▶ _Problem statement_:
Search the records that follow and extract every line containing the string "bunny".
:: Rows
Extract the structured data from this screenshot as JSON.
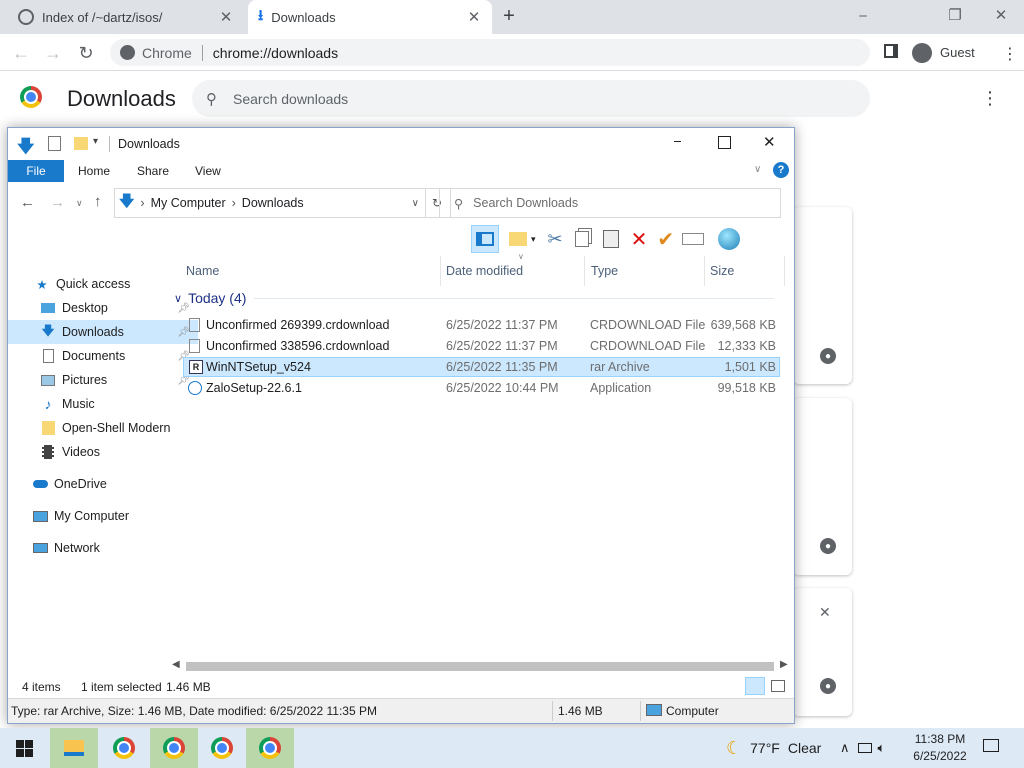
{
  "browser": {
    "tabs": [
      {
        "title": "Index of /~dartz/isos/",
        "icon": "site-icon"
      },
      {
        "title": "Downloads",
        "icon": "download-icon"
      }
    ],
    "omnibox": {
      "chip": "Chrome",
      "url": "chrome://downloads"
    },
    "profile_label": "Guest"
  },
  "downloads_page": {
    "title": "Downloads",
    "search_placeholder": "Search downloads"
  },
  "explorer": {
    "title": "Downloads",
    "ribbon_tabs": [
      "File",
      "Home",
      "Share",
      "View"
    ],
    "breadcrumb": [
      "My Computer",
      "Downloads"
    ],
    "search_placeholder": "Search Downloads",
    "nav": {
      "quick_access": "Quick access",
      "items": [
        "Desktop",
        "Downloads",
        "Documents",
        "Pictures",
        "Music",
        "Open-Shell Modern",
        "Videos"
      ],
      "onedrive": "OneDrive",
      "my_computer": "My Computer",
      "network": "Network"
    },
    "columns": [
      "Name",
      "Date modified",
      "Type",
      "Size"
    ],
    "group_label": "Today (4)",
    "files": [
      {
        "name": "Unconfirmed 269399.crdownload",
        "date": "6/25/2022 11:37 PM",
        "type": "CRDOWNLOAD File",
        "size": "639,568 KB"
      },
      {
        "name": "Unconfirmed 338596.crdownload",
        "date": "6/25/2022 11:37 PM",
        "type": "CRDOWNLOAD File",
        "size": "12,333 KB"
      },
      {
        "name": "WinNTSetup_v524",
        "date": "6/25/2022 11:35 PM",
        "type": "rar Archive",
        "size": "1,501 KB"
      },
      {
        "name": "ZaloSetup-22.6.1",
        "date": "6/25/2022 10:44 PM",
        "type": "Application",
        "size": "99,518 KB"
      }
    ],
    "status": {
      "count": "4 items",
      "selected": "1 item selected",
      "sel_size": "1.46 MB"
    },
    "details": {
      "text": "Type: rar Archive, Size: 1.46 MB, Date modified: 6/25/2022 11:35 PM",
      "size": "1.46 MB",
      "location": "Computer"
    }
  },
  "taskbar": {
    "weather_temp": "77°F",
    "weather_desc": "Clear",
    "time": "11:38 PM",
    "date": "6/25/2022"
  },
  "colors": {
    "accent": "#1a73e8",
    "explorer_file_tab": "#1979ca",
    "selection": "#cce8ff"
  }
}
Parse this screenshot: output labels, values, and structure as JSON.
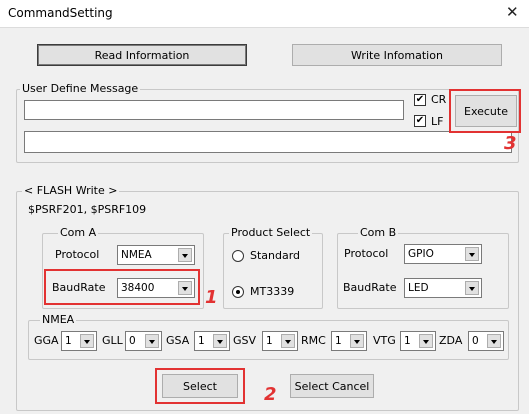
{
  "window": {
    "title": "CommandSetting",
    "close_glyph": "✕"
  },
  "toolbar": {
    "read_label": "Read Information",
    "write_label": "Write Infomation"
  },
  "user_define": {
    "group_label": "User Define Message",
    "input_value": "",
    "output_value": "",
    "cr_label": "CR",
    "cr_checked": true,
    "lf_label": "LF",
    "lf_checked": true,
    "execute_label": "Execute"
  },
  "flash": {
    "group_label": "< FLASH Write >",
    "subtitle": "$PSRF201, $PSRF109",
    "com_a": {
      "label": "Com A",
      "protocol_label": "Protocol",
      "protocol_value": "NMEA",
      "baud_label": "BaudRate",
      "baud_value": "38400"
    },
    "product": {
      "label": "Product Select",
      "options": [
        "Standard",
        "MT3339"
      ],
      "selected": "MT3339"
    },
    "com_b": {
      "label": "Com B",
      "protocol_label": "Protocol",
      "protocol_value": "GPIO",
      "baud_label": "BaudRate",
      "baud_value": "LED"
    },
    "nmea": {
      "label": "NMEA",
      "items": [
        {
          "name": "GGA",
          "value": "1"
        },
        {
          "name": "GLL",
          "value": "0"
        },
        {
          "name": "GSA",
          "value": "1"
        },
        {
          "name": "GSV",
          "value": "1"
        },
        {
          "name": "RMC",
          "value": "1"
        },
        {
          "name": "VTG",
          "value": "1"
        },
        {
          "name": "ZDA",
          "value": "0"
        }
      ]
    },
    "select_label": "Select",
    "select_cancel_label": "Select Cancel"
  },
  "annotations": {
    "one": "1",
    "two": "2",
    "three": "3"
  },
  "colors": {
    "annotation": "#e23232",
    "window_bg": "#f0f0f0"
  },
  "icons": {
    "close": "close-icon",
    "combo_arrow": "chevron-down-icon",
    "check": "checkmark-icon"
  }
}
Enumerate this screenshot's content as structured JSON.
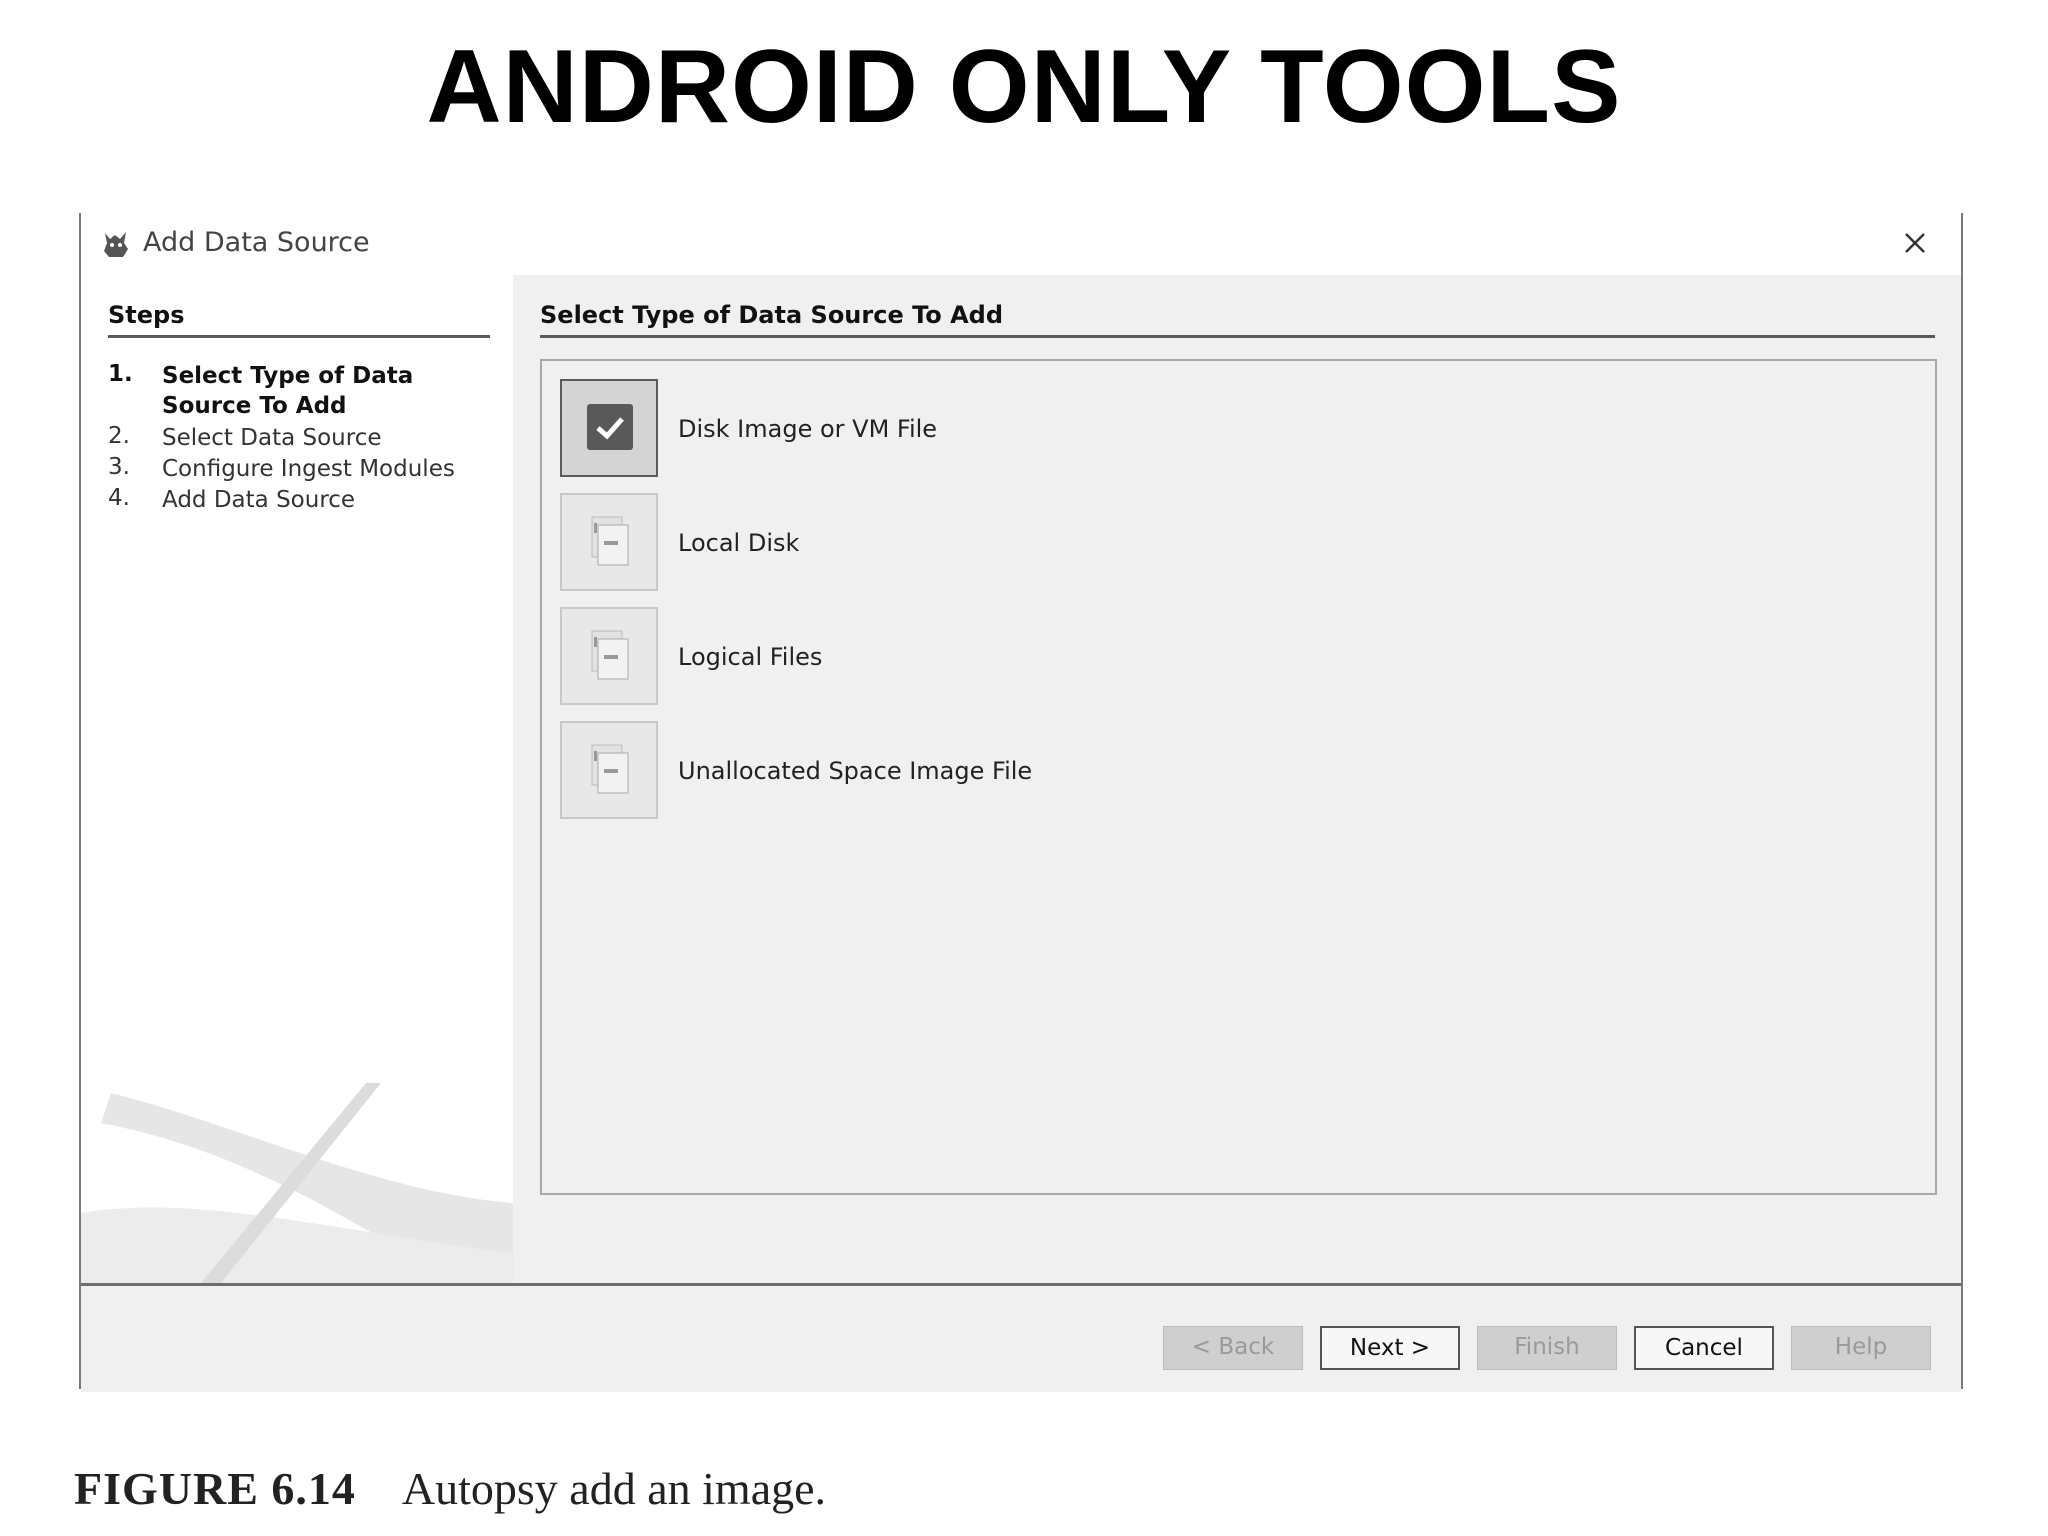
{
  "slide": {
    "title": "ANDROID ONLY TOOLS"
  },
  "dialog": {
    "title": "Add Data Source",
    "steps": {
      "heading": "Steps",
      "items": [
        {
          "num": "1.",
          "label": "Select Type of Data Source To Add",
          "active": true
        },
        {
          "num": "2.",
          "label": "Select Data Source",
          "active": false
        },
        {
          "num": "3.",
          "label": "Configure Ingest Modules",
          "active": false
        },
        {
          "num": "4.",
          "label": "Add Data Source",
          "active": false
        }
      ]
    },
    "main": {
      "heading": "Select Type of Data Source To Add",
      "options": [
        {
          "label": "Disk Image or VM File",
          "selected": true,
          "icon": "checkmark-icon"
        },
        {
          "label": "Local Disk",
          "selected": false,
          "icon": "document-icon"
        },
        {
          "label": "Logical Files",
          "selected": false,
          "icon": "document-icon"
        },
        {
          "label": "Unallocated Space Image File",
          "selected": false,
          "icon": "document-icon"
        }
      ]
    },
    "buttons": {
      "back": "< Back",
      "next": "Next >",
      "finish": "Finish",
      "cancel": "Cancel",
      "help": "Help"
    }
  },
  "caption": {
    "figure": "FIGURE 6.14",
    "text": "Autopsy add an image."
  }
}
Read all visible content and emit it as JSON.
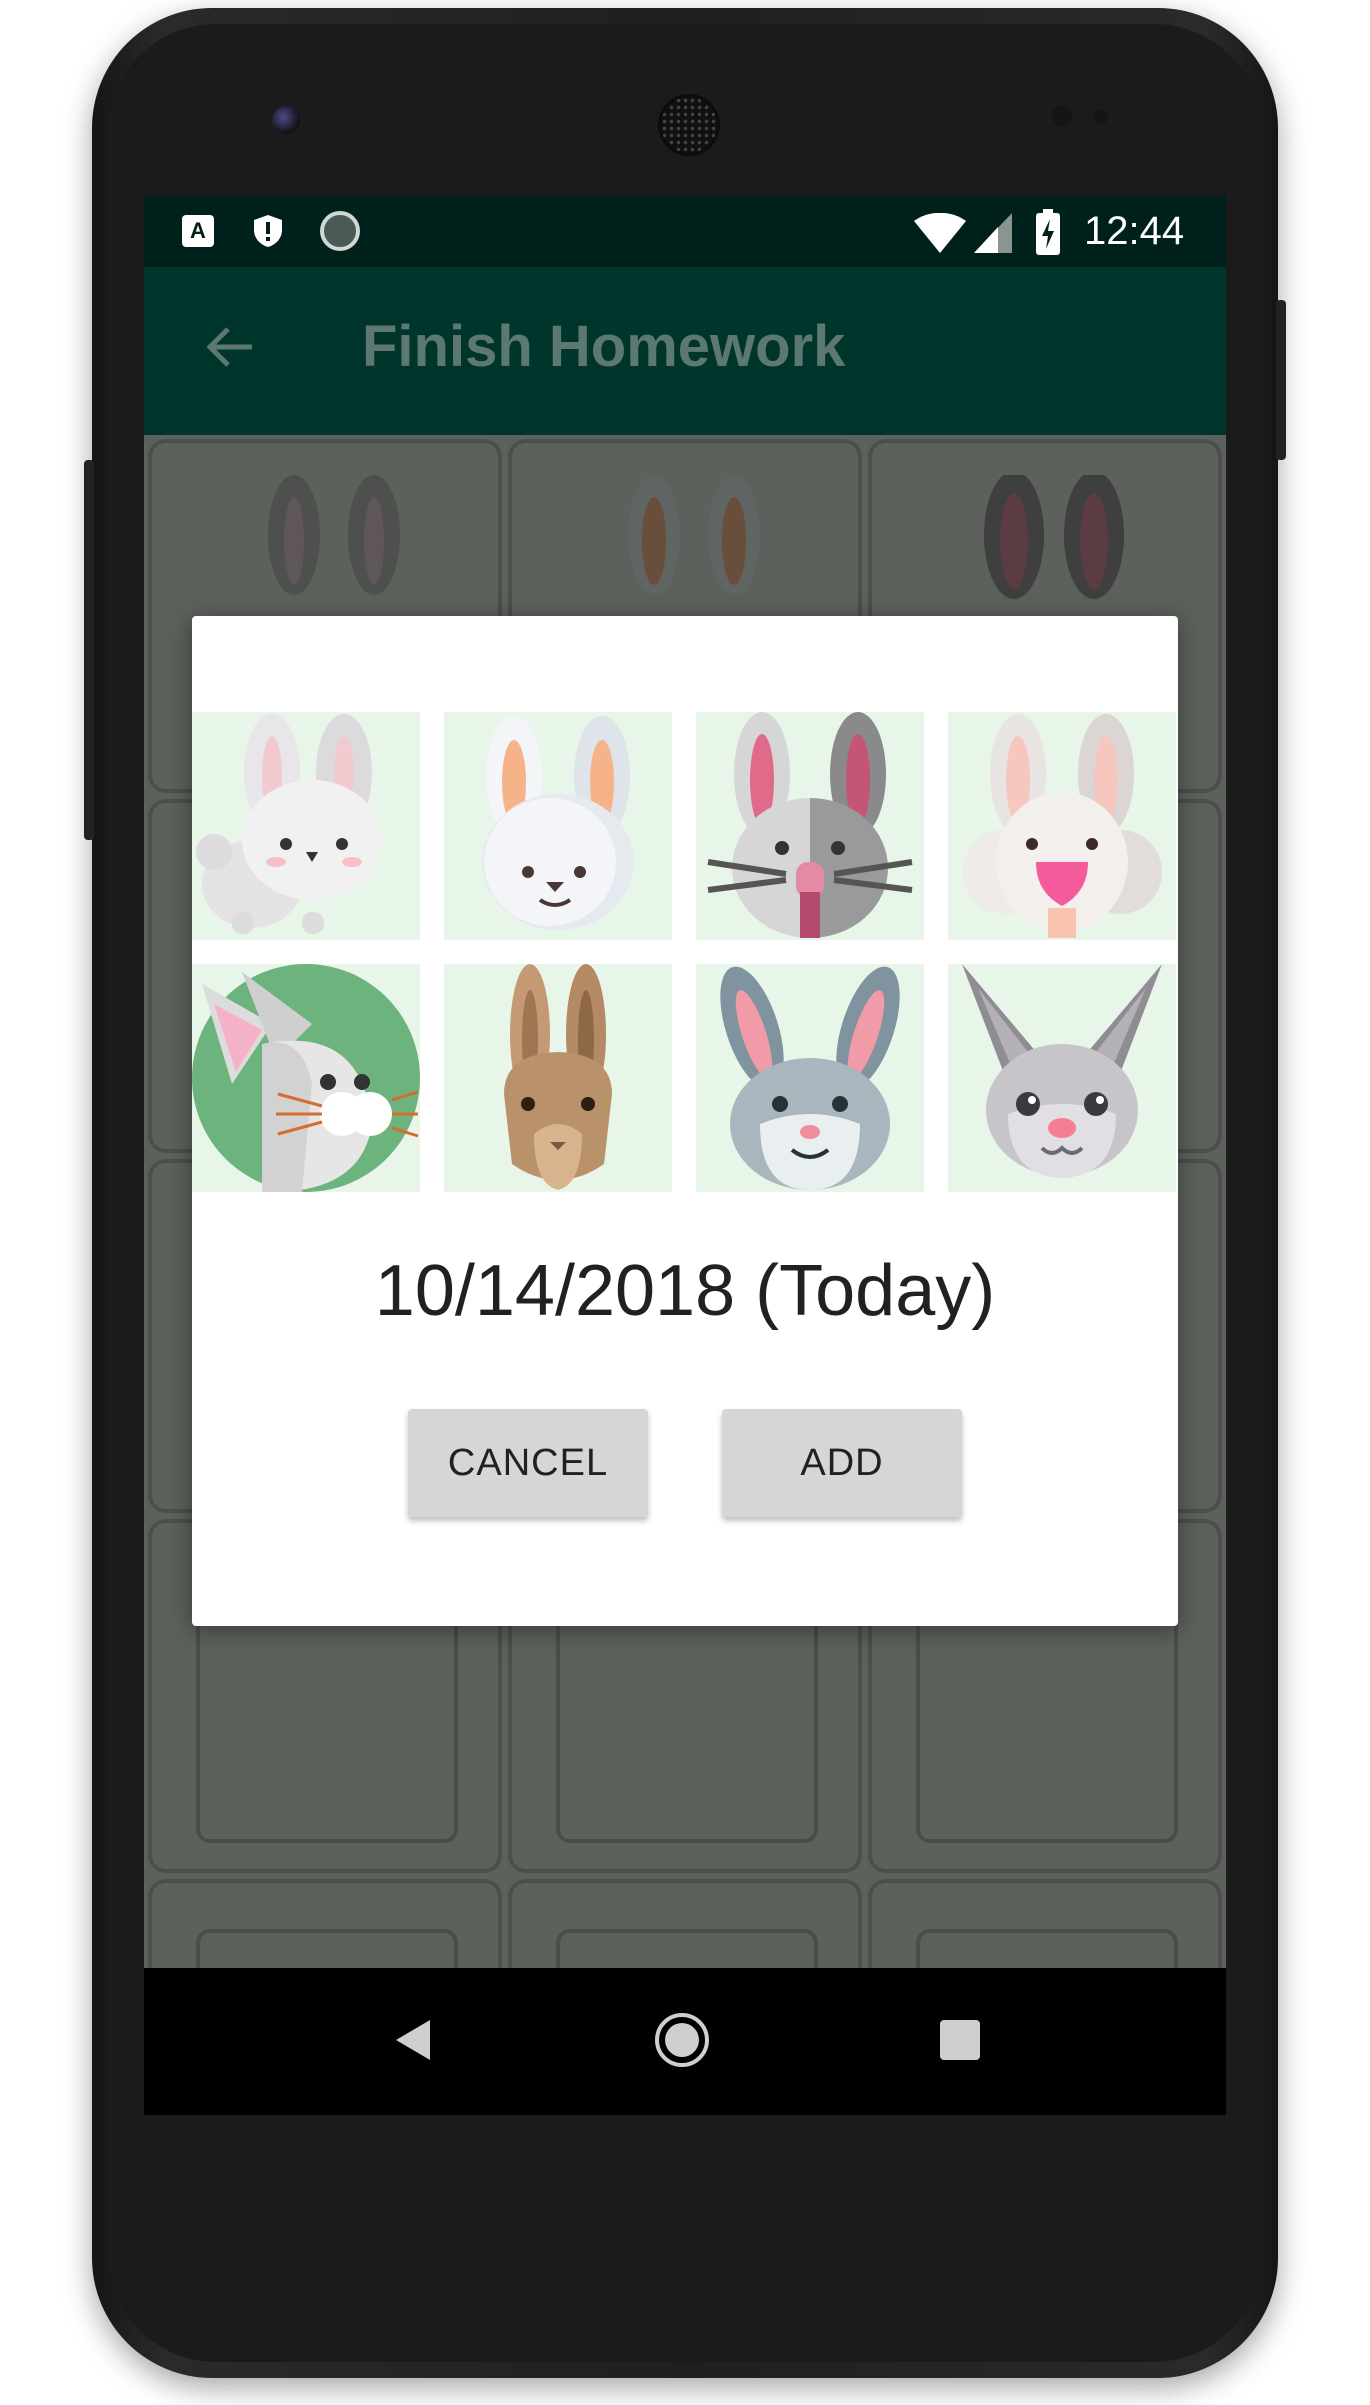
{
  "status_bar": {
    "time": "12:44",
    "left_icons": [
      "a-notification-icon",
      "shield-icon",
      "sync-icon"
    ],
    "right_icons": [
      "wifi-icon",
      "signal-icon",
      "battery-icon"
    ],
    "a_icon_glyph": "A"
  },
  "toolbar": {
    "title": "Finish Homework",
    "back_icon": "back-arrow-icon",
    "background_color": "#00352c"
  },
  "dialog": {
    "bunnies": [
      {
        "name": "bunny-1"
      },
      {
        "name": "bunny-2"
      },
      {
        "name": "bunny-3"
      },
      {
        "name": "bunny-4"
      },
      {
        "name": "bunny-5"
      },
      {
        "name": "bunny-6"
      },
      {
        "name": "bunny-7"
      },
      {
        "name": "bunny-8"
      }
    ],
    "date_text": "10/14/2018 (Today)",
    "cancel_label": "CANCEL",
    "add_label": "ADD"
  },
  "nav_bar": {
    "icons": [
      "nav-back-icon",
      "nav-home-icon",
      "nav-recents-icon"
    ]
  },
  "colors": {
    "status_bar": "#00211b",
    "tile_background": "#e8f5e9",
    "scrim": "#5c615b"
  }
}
::::
▶ _The solution_:
        "name": "bunny-1"
        "name": "bunny-2"
        "name": "bunny-3"
        "name": "bunny-4"
        "name": "bunny-5"
        "name": "bunny-6"
        "name": "bunny-7"
        "name": "bunny-8"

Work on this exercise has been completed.